▸ **GIVEN EXERCISE**: Extract the text of each entry below exactly, leaving every image behind.

▸ **PROVIDED DATA**:
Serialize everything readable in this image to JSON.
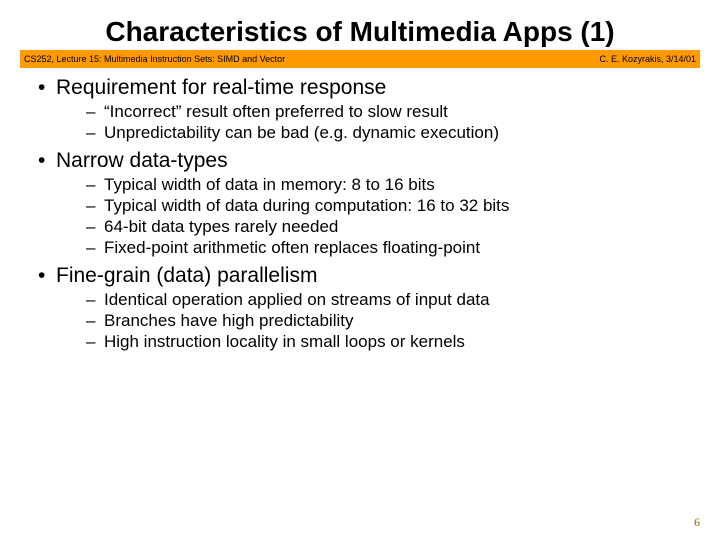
{
  "title": "Characteristics of Multimedia Apps (1)",
  "banner": {
    "left": "CS252, Lecture 15: Multimedia Instruction Sets: SIMD and Vector",
    "right": "C. E. Kozyrakis, 3/14/01"
  },
  "bullets": [
    {
      "text": "Requirement for real-time response",
      "sub": [
        "“Incorrect” result often preferred to slow result",
        "Unpredictability can be bad (e.g. dynamic execution)"
      ]
    },
    {
      "text": "Narrow data-types",
      "sub": [
        "Typical width of data in memory: 8 to 16 bits",
        "Typical width of data during computation: 16 to 32 bits",
        "64-bit data types rarely needed",
        "Fixed-point arithmetic often replaces floating-point"
      ]
    },
    {
      "text": "Fine-grain (data) parallelism",
      "sub": [
        "Identical operation applied on streams of input data",
        "Branches have high predictability",
        "High instruction locality in small loops or kernels"
      ]
    }
  ],
  "page_number": "6"
}
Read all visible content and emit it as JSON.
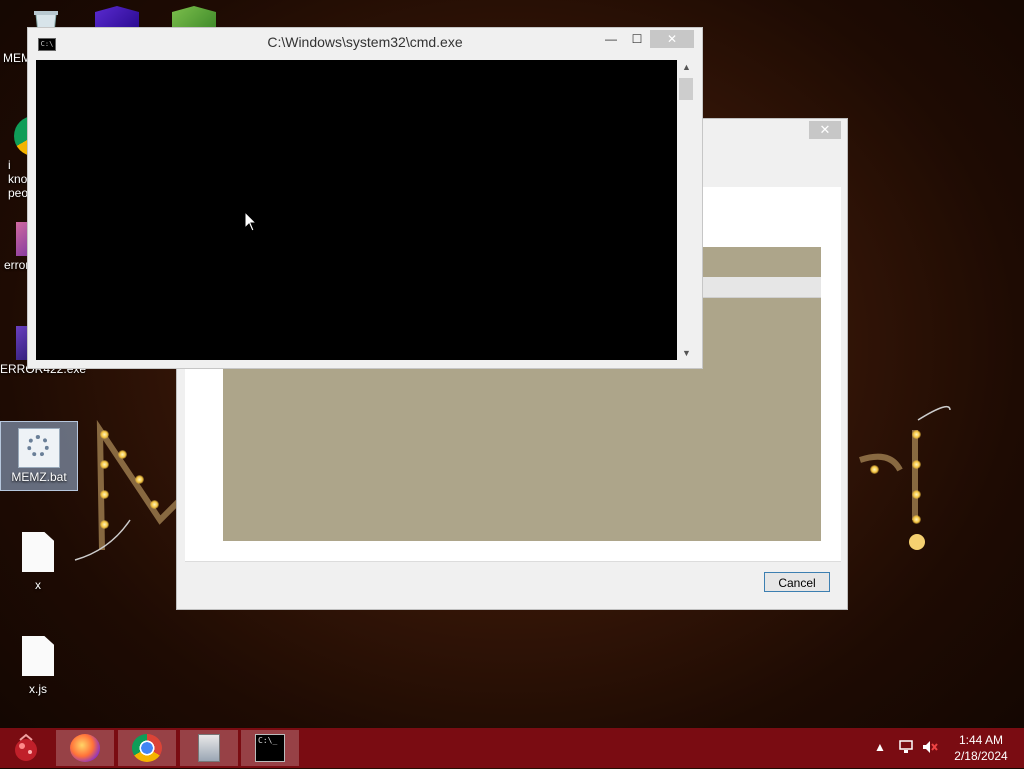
{
  "desktop": {
    "icons": [
      {
        "label": "MEMZ",
        "kind": "recycle"
      },
      {
        "label": "i know people",
        "kind": "chrome"
      },
      {
        "label": "error",
        "kind": "cube"
      },
      {
        "label": "ERROR422.exe",
        "kind": "cube"
      },
      {
        "label": "MEMZ.bat",
        "kind": "bat"
      },
      {
        "label": "x",
        "kind": "file"
      },
      {
        "label": "x.js",
        "kind": "file"
      }
    ]
  },
  "cmd_window": {
    "title": "C:\\Windows\\system32\\cmd.exe",
    "icon_text": "C:\\"
  },
  "dialog": {
    "cancel_label": "Cancel"
  },
  "taskbar": {
    "apps": [
      {
        "name": "firefox-icon"
      },
      {
        "name": "chrome-icon"
      },
      {
        "name": "installer-icon"
      },
      {
        "name": "cmd-icon"
      }
    ],
    "cmd_icon_text": "C:\\_",
    "time": "1:44 AM",
    "date": "2/18/2024"
  },
  "colors": {
    "taskbar": "#7a0c12",
    "progress_fill": "#ada58a",
    "console": "#000000"
  }
}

▸ **RESPONSE TO THE EXERCISE**:
Serialize everything readable in this image to JSON.
{
  "title": "Characteristics of Multimedia Apps (1)",
  "banner": {
    "left": "CS252, Lecture 15: Multimedia Instruction Sets: SIMD and Vector",
    "right": "C. E. Kozyrakis, 3/14/01"
  },
  "bullets": [
    {
      "text": "Requirement for real-time response",
      "sub": [
        "“Incorrect” result often preferred to slow result",
        "Unpredictability can be bad (e.g. dynamic execution)"
      ]
    },
    {
      "text": "Narrow data-types",
      "sub": [
        "Typical width of data in memory: 8 to 16 bits",
        "Typical width of data during computation: 16 to 32 bits",
        "64-bit data types rarely needed",
        "Fixed-point arithmetic often replaces floating-point"
      ]
    },
    {
      "text": "Fine-grain (data) parallelism",
      "sub": [
        "Identical operation applied on streams of input data",
        "Branches have high predictability",
        "High instruction locality in small loops or kernels"
      ]
    }
  ],
  "page_number": "6"
}
Read all visible content and emit it as JSON.
{
  "desktop": {
    "icons": [
      {
        "label": "MEMZ",
        "kind": "recycle"
      },
      {
        "label": "i know people",
        "kind": "chrome"
      },
      {
        "label": "error",
        "kind": "cube"
      },
      {
        "label": "ERROR422.exe",
        "kind": "cube"
      },
      {
        "label": "MEMZ.bat",
        "kind": "bat"
      },
      {
        "label": "x",
        "kind": "file"
      },
      {
        "label": "x.js",
        "kind": "file"
      }
    ]
  },
  "cmd_window": {
    "title": "C:\\Windows\\system32\\cmd.exe",
    "icon_text": "C:\\"
  },
  "dialog": {
    "cancel_label": "Cancel"
  },
  "taskbar": {
    "apps": [
      {
        "name": "firefox-icon"
      },
      {
        "name": "chrome-icon"
      },
      {
        "name": "installer-icon"
      },
      {
        "name": "cmd-icon"
      }
    ],
    "cmd_icon_text": "C:\\_",
    "time": "1:44 AM",
    "date": "2/18/2024"
  },
  "colors": {
    "taskbar": "#7a0c12",
    "progress_fill": "#ada58a",
    "console": "#000000"
  }
}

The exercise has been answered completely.